- [REQUEST]: Select and reproduce each line of the listing below that bears the string "from".

::::::::

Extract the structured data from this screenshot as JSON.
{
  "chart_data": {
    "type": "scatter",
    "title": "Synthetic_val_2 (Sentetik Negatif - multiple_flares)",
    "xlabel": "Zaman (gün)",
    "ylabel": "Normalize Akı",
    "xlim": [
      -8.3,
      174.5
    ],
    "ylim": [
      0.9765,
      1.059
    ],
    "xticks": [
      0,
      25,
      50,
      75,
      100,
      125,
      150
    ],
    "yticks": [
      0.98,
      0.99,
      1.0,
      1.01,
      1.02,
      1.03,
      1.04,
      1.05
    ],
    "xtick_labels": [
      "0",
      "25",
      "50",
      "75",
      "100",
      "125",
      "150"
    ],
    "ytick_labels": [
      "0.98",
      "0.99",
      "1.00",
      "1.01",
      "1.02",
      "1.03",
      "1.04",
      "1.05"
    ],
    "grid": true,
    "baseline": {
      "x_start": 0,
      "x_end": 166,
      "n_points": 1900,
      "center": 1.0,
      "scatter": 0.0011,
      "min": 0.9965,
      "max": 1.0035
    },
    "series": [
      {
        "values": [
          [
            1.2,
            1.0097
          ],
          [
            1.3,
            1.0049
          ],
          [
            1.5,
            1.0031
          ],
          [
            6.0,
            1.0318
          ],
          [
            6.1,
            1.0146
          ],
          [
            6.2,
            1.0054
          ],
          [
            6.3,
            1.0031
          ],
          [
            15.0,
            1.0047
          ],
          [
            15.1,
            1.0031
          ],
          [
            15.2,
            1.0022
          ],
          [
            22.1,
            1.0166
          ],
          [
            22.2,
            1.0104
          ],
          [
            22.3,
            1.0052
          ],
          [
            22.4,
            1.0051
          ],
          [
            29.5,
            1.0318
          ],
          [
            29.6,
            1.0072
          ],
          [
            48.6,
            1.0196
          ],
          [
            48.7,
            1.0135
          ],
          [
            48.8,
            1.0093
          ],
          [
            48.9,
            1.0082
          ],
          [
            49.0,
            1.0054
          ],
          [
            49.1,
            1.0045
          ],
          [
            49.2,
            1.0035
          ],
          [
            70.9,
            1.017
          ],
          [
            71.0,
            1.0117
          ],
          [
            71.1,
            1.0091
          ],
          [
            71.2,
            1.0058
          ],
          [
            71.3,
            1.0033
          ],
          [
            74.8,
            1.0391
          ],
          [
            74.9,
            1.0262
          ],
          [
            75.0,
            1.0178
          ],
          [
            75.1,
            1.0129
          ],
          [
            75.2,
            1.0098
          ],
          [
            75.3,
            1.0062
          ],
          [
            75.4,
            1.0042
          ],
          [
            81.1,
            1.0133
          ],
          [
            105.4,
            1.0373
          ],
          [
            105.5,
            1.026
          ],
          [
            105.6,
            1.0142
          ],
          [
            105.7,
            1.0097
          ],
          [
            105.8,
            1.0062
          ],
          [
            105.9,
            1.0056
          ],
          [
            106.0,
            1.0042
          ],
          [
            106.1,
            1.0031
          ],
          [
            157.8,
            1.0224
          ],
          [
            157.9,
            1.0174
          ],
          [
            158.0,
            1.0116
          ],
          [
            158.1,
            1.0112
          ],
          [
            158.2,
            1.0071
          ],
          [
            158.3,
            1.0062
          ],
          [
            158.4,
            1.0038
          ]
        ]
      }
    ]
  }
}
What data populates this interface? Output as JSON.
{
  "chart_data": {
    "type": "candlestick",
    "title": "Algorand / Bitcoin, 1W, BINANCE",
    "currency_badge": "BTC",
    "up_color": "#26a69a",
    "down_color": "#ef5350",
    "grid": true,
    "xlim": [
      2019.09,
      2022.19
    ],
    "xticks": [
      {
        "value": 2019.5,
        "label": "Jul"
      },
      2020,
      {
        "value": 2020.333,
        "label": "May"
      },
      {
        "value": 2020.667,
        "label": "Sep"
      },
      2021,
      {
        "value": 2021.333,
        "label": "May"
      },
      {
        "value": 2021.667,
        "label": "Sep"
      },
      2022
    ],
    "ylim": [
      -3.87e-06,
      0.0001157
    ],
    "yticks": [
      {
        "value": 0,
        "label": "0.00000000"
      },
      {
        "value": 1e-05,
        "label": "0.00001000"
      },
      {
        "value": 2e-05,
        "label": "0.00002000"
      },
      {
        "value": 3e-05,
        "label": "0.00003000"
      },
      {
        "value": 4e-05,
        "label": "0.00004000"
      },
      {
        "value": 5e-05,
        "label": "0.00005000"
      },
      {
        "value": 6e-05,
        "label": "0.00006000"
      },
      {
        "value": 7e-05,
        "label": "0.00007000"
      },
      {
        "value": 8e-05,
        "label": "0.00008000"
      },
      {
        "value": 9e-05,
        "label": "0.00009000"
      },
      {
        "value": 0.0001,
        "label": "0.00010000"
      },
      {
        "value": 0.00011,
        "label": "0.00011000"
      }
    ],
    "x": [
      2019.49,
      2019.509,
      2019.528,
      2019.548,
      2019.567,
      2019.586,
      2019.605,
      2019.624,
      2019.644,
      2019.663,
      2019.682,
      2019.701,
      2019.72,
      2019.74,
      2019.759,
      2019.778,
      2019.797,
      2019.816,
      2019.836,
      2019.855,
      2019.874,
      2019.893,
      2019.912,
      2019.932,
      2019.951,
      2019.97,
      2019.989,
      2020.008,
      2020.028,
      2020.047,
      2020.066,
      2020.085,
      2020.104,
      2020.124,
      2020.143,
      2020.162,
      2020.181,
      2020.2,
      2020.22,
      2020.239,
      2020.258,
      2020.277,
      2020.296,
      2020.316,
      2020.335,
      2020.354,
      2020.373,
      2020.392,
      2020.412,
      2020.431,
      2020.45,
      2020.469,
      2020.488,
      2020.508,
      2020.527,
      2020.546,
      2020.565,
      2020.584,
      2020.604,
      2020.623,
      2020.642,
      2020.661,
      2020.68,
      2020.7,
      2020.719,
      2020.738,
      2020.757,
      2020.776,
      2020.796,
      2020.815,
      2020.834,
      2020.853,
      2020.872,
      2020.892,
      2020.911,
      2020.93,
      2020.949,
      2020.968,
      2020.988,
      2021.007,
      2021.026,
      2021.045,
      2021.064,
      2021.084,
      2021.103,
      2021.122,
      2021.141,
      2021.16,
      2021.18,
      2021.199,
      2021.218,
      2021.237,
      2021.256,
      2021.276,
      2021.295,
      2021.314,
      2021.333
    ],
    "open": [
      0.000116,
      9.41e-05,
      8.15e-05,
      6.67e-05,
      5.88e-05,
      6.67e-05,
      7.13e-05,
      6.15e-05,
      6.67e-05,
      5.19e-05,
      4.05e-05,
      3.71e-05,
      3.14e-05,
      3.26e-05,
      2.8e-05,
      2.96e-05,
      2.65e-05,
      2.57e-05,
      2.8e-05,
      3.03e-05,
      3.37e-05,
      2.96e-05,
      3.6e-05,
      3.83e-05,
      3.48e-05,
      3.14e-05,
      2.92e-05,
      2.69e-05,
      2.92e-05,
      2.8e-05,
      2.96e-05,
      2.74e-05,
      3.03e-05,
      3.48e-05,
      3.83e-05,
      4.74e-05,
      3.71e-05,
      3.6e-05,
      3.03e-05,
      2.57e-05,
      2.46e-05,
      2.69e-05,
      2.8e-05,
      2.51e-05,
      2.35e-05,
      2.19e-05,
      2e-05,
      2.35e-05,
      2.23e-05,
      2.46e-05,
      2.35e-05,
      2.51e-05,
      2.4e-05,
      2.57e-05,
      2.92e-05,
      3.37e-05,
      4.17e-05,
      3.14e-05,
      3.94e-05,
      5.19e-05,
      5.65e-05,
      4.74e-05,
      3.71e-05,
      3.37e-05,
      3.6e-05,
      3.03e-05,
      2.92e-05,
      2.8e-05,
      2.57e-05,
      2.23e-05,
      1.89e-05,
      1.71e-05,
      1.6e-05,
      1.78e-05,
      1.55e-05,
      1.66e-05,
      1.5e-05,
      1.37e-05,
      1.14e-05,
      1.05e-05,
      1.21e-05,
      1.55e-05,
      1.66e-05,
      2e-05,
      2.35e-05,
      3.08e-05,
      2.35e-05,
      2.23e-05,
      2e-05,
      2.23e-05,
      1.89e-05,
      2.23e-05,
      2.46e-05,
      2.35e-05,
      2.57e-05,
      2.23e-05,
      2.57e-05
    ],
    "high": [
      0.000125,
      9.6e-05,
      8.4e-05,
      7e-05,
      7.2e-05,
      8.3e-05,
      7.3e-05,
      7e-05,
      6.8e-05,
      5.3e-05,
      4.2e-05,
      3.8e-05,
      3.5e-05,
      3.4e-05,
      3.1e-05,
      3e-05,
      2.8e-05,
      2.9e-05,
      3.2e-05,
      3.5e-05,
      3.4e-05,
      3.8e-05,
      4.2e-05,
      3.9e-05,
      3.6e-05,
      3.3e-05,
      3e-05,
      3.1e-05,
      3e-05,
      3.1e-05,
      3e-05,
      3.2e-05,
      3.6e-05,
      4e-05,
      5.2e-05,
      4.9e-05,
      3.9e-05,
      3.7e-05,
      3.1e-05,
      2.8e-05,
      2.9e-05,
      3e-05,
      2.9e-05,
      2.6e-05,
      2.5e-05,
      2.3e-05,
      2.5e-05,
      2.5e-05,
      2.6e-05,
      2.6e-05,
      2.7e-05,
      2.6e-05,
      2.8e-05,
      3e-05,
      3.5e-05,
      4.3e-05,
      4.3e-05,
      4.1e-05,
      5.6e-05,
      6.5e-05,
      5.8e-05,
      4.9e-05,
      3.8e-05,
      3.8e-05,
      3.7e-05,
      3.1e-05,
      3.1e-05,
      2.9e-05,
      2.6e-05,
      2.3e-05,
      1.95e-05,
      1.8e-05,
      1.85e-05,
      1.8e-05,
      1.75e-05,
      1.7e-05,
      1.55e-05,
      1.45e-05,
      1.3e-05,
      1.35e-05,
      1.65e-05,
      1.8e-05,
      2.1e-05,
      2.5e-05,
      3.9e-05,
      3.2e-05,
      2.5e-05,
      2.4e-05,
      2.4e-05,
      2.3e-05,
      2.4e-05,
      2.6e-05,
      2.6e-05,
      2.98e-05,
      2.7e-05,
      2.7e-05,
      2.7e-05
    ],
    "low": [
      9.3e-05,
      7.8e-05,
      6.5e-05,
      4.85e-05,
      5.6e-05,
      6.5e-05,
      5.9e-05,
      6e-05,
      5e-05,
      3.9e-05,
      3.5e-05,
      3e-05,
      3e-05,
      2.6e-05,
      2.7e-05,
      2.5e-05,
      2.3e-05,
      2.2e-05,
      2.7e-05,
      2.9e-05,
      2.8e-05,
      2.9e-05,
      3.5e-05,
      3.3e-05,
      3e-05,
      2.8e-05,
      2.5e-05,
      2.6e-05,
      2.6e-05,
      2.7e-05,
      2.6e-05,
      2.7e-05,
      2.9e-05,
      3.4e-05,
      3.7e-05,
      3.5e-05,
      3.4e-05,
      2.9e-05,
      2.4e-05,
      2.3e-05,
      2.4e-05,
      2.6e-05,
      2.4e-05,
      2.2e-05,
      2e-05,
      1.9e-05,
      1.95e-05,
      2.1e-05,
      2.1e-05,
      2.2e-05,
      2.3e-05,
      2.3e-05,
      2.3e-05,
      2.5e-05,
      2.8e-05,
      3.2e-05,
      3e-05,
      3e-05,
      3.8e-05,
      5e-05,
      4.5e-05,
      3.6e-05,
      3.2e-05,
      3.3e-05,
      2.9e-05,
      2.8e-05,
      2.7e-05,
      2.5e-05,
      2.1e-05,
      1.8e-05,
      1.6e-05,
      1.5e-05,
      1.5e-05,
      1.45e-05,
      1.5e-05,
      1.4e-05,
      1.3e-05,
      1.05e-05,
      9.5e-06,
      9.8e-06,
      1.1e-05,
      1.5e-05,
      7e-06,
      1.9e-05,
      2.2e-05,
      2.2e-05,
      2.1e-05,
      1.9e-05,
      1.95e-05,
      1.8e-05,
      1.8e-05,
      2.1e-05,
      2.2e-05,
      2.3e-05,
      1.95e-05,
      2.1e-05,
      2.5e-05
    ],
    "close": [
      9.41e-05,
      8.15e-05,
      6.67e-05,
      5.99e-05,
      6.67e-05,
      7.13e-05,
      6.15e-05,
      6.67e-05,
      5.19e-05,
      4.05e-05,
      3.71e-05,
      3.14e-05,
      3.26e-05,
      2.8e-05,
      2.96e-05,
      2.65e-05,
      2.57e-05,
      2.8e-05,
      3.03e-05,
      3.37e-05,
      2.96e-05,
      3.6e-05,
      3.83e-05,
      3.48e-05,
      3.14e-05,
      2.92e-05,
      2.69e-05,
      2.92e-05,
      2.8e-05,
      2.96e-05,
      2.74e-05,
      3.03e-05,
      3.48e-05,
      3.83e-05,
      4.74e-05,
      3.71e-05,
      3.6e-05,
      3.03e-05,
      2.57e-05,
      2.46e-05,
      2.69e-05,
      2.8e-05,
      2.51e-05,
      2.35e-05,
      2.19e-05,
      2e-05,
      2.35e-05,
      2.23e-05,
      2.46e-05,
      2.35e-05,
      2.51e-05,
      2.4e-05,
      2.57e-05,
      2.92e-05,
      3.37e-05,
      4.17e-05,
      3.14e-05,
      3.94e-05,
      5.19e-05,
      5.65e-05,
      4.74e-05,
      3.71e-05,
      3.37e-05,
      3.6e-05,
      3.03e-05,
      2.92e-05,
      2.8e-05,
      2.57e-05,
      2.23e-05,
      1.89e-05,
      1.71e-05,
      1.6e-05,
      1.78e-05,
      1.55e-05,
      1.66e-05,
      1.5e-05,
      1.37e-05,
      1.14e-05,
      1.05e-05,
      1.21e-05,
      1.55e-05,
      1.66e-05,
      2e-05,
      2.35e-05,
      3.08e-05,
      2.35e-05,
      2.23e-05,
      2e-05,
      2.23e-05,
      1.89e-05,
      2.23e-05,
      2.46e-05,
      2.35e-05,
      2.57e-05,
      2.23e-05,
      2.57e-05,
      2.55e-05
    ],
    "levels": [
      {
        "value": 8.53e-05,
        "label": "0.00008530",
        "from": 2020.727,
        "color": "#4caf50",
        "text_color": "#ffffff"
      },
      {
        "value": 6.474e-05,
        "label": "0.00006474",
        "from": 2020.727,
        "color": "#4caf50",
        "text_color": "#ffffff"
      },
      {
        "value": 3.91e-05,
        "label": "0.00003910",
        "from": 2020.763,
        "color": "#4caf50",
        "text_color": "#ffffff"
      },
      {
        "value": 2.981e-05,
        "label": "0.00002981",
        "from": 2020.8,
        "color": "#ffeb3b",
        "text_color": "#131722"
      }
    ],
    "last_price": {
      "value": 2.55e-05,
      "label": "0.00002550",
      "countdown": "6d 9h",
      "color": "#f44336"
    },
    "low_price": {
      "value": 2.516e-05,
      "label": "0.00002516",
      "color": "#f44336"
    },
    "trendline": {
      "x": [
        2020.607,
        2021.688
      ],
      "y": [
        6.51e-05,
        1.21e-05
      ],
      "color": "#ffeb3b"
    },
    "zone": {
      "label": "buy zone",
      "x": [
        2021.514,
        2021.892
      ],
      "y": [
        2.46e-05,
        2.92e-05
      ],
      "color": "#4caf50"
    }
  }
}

::::::::

- [EXERCISE SOLUTION]:
Extract the structured data from this screenshot as JSON.
        "from": 2020.727,
        "from": 2020.727,
        "from": 2020.763,
        "from": 2020.8,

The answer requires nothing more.